§ EXERCISE DETAILS:
Lines holding the string "name" are the ones to copy from this listing.

(Dataset items)
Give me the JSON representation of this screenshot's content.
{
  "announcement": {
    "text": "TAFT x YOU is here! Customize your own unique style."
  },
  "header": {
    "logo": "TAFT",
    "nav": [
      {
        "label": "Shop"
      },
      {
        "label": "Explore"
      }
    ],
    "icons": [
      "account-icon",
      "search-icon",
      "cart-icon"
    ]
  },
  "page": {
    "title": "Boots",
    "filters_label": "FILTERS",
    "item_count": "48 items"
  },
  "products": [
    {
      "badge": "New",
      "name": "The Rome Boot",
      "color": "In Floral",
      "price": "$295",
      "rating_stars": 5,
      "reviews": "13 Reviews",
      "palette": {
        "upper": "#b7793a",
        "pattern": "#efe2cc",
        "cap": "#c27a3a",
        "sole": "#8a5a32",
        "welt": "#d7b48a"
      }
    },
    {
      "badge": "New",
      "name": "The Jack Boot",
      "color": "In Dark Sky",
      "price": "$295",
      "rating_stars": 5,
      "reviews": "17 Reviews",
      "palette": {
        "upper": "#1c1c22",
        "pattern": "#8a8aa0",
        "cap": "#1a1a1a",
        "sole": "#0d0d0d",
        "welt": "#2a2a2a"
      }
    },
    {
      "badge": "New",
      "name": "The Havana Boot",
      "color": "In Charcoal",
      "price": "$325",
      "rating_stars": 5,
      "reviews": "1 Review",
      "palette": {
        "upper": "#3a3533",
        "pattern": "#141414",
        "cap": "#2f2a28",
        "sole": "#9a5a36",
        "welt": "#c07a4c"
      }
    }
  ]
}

§ OUTPUT FOR THIS TASK:
      "name": "The Rome Boot",
      "name": "The Jack Boot",
      "name": "The Havana Boot",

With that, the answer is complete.